Written instruction
Decide whether each statement below agrees with the text on philosophy at Cambridge, answering yes or no and quoting the deciding words from the text. (a) In 1860, no candidates sat the Moral Sciences examinations. (b) In 1861, History replaced Law on the Moral Sciences Tripos. (c) Constance Maynard completed her studies in Moral Sciences in 1875.

Given text
The University of Cambridge was the birthplace of the 'Analytic' School of Philosophy in the early 20th century. The department is located in the Raised Faculty Building on the Sidgwick Site and is part of the Cambridge School of Arts and Humanities. The Faculty achieved the best possible results from The Times 2004 and the QAA Subject Review 2001 (24/24). In the UK as of 2020, it is ranked second by the Guardian, second by the Philosophical Gourmet Report, and fifth by the QS World University Rankings.

==Moral Sciences at Cambridge==
In 1848 under the direction of William Whewell, two new honour examinations, one in natural sciences (relating to physical science), the other in moral sciences (in the sense of mores or social sciences) were introduced. Moral Sciences was interdisciplinary and included five subjects: moral philosophy, political economy, modern history, general jurisprudence and the laws of England. Moral Sciences was not popular as it did not lead to a degree, and in 1860 no candidates took the examinations.

In 1861 following recommendations made by John Grote and Joseph Mayor, the Senate upgraded the status of Moral Sciences to become a three-year Undergraduate honours course in its own right. The Board of Moral Sciences Studies (a precursor to the Faculty) was also set up. Law became a separate subject and was replaced on the Moral Sciences Tripos by Mental philosophy (psychology).

In 1867 the Board of Moral Sciences Studies recommended that History should also be omitted from the tripos. This was passed by the Council of the Senate, leaving four subjects: moral philosophy, logic, economics and psychology. At this time, J.N. Keynes and James Ward graduated with honours in Moral Sciences and its reputation grew. The increase in quality and to a lesser extent, in quantity, was assisted by the expansion of the teaching staff assisting the two Moral Sciences professors (Political Economy and Moral Philosophy). From the late 1860s a number of College lecturers in the Moral Sciences were appointed from St. John's, Trinity, Caius, and St. Catharine's who included Henry Sidgwick, Joseph Mayor, John Venn, Thomas Woodhouse Levin, and Alfred Marshall.

Constance Maynard was the first woman to read Moral Sciences at Cambridge, completing her studies in 1875.

Information provided
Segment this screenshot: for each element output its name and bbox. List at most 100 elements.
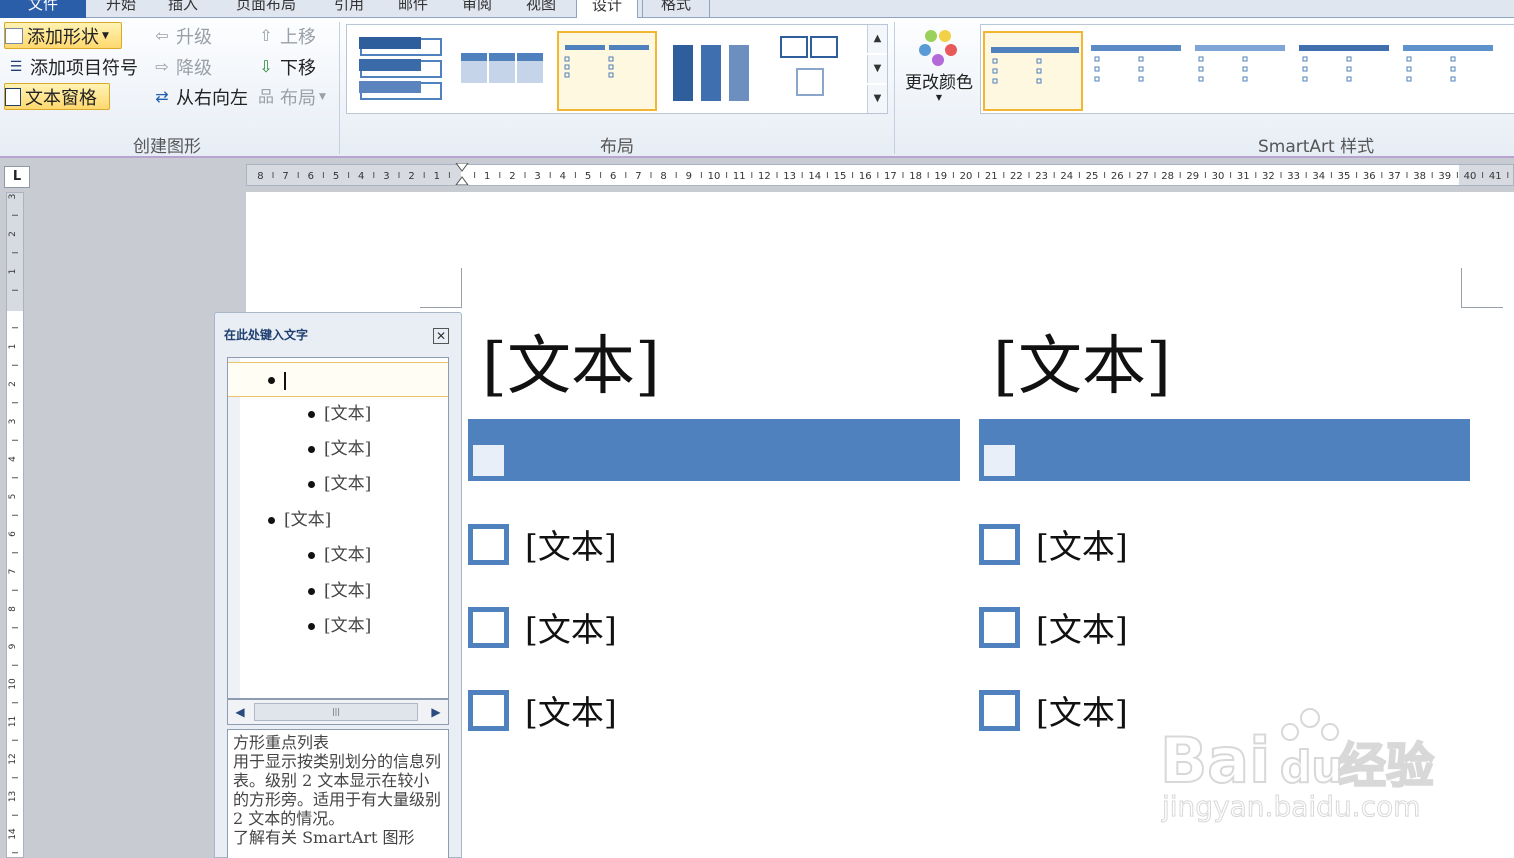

Task answer
(a) Yes: "in 1860 no candidates took the examinations."
(b) No: "Law became a separate subject and was replaced on the Moral Sciences Tripos by Mental philosophy (psychology)."
(c) Yes: "Constance Maynard was the first woman to read Moral Sciences at Cambridge, completing her studies in 1875."